#### Set task
Look through the listing and locate every line containing the word "values"; copy those lines.

#### Dataset records
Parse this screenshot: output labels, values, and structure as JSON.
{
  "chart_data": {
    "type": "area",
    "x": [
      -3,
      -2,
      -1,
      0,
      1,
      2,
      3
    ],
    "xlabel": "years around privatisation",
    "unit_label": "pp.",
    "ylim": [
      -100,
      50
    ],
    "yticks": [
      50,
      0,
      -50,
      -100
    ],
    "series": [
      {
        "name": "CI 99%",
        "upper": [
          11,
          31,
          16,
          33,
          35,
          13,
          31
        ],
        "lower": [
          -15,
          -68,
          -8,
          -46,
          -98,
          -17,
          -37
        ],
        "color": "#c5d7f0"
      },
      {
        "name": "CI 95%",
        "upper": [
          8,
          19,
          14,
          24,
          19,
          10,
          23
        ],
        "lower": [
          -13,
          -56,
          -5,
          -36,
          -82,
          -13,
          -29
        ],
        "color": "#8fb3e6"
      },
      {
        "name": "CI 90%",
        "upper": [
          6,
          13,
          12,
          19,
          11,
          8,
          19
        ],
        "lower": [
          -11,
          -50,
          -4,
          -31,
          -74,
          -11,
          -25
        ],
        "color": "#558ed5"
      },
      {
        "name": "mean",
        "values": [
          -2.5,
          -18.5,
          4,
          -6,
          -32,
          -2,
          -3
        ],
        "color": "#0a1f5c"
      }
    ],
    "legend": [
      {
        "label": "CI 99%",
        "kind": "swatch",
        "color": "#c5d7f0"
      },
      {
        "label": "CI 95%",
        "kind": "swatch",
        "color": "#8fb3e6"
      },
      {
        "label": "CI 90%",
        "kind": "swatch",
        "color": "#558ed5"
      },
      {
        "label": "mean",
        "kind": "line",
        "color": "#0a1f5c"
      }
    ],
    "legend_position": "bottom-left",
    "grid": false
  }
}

#### Worked answer
Parse this screenshot: output labels, values, and structure as JSON.
        "values": [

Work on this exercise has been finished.